'''

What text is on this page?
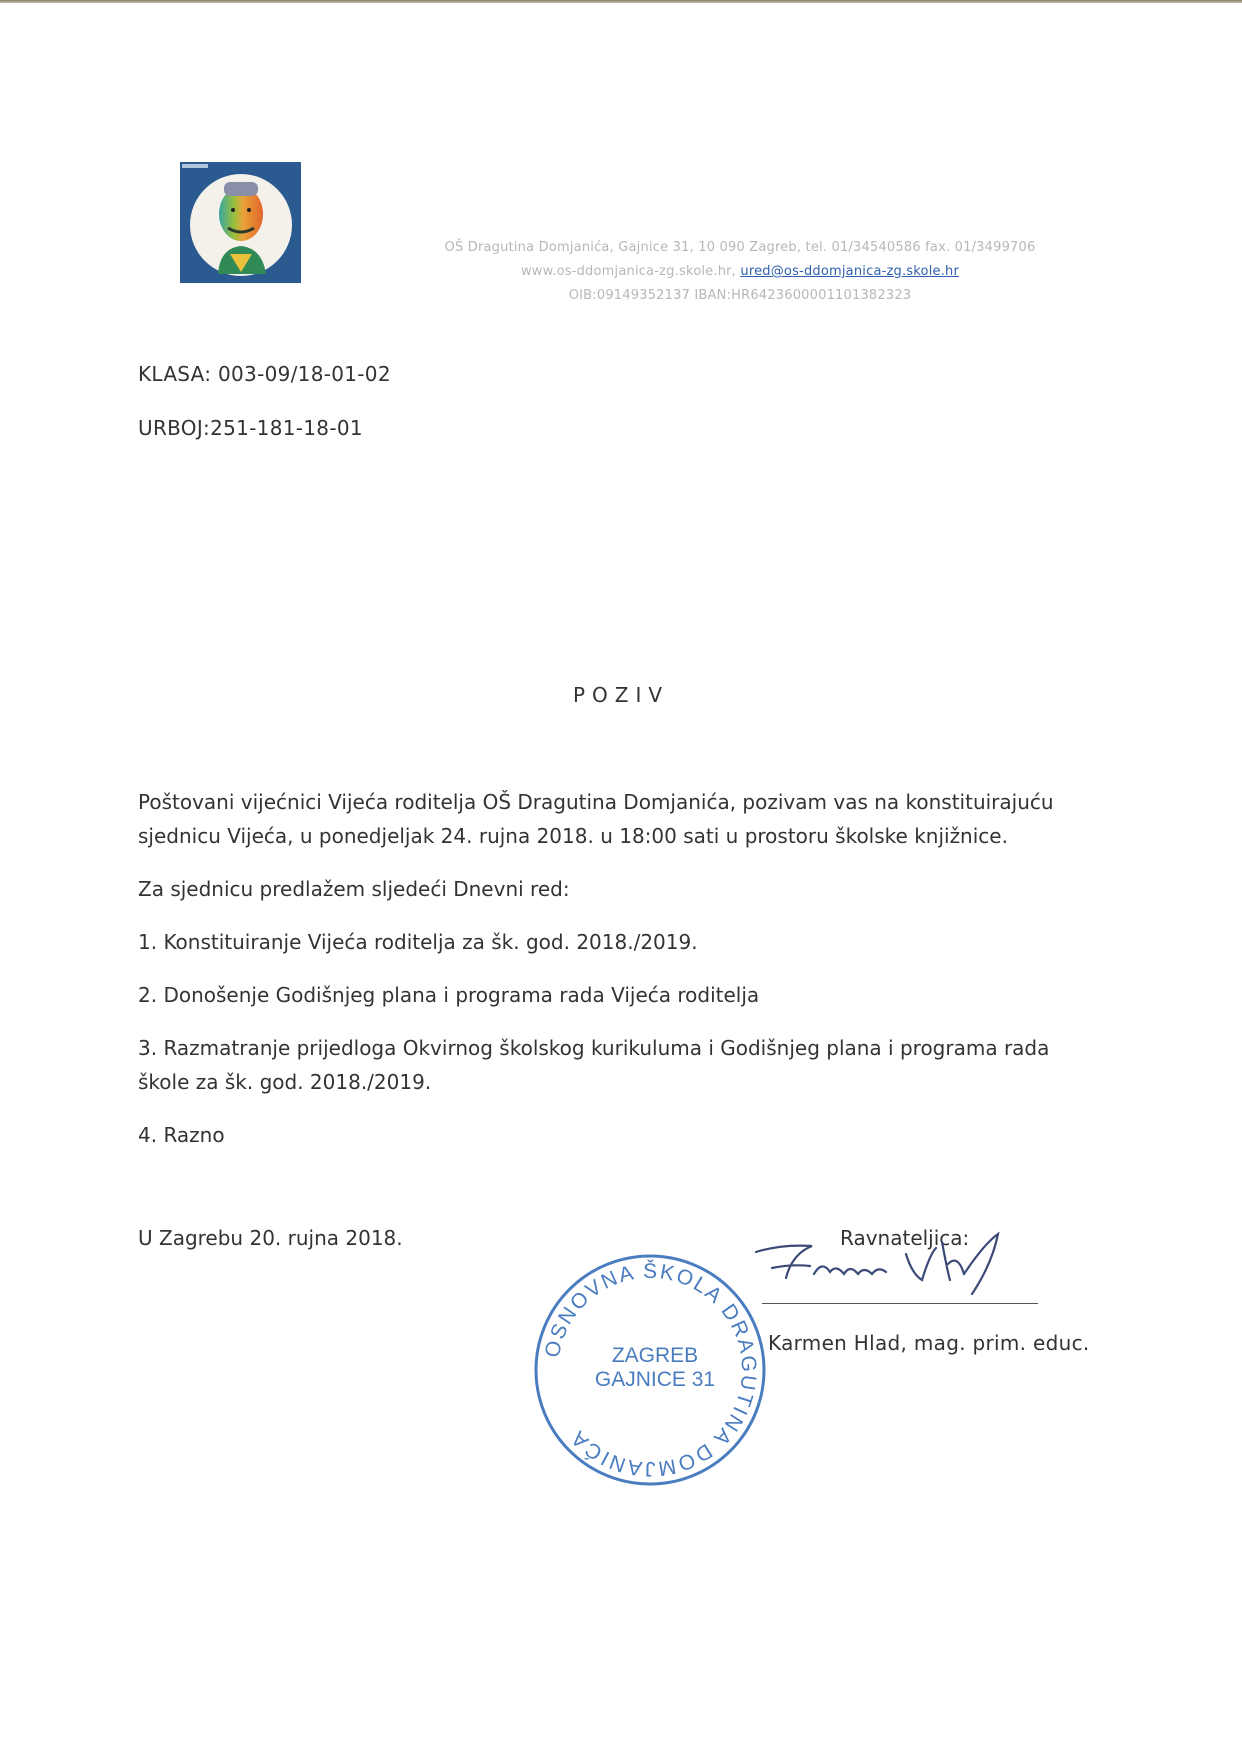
OŠ Dragutina Domjanića, Gajnice 31, 10 090 Zagreb, tel. 01/34540586 fax. 01/3499706
www.os-ddomjanica-zg.skole.hr, ured@os-ddomjanica-zg.skole.hr
OIB:09149352137 IBAN:HR6423600001101382323
KLASA: 003-09/18-01-02
URBOJ:251-181-18-01
POZIV

Poštovani vijećnici Vijeća roditelja OŠ Dragutina Domjanića, pozivam vas na konstituirajuću sjednicu Vijeća, u ponedjeljak 24. rujna 2018. u 18:00 sati u prostoru školske knjižnice.

Za sjednicu predlažem sljedeći Dnevni red:

1. Konstituiranje Vijeća roditelja za šk. god. 2018./2019.

2. Donošenje Godišnjeg plana i programa rada Vijeća roditelja

3. Razmatranje prijedloga Okvirnog školskog kurikuluma i Godišnjeg plana i programa rada škole za šk. god. 2018./2019.

4. Razno

U Zagrebu 20. rujna 2018.
OSNOVNA ŠKOLA DRAGUTINA DOMJANIĆA
ZAGREB
GAJNICE 31
Ravnateljica:
Karmen Hlad, mag. prim. educ.
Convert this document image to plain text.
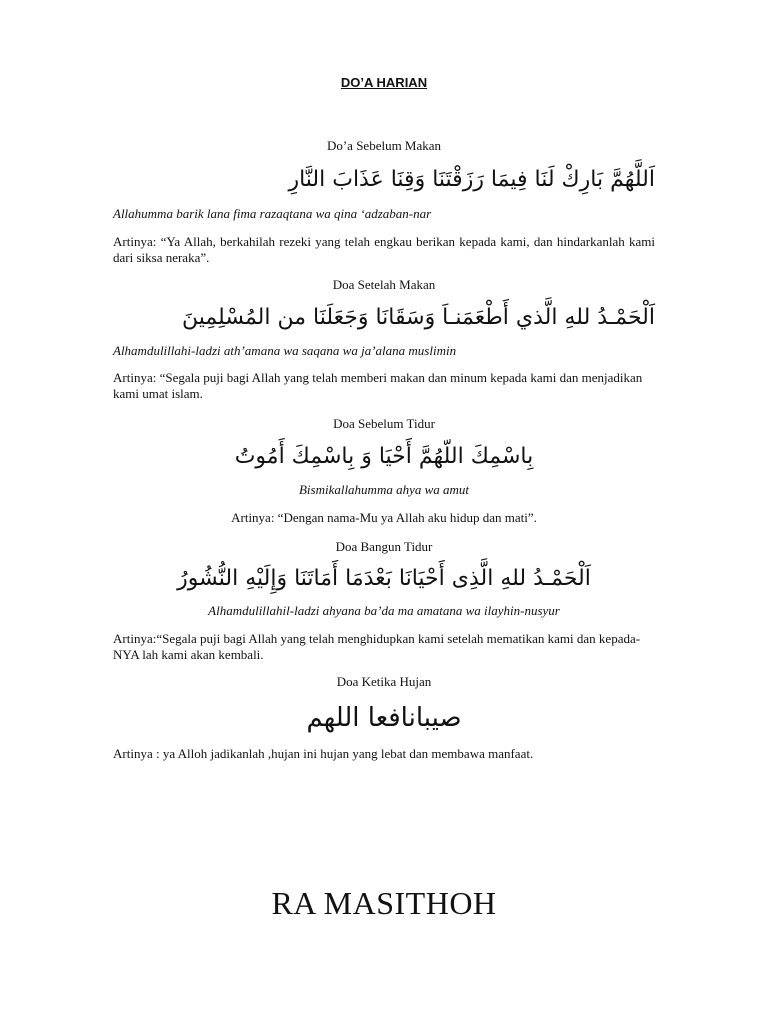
DO’A HARIAN
Do’a Sebelum Makan
اَللَّهُمَّ بَارِكْ لَنَا فِيمَا رَزَقْتَنَا وَقِنَا عَذَابَ النَّارِ
Allahumma barik lana fima razaqtana wa qina ‘adzaban-nar
Artinya: “Ya Allah, berkahilah rezeki yang telah engkau berikan kepada kami, dan hindarkanlah kami dari siksa neraka”.
Doa Setelah Makan
اَلْحَمْـدُ للهِ الَّذي أَطْعَمَنـاَ وَسَقَانَا وَجَعَلَنَا من المُسْلِمِينَ
Alhamdulillahi-ladzi ath’amana wa saqana wa ja’alana muslimin
Artinya: “Segala puji bagi Allah yang telah memberi makan dan minum kepada kami dan menjadikan kami umat islam.
Doa Sebelum Tidur
بِاسْمِكَ اللّهُمَّ أَحْيَا وَ بِاسْمِكَ أَمُوتُ
Bismikallahumma ahya wa amut
Artinya: “Dengan nama-Mu ya Allah aku hidup dan mati”.
Doa Bangun Tidur
اَلْحَمْـدُ للهِ الَّذِى أَحْيَانَا بَعْدَمَا أَمَاتَنَا وَإِلَيْهِ النُّشُورُ
Alhamdulillahil-ladzi ahyana ba’da ma amatana wa ilayhin-nusyur
Artinya:“Segala puji bagi Allah yang telah menghidupkan kami setelah mematikan kami dan kepada-NYA lah kami akan kembali.
Doa Ketika Hujan
صيبانافعا اللهم
Artinya : ya Alloh jadikanlah ,hujan ini hujan yang lebat dan membawa manfaat.
RA MASITHOH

'''

**Stated exercise**
Select every line in the records above that contains the word "bagi".

**The result**
Artinya: “Segala puji bagi Allah yang telah memberi makan dan minum kepada kami dan menjadikan kami umat islam.
Artinya:“Segala puji bagi Allah yang telah menghidupkan kami setelah mematikan kami dan kepada-NYA lah kami akan kembali.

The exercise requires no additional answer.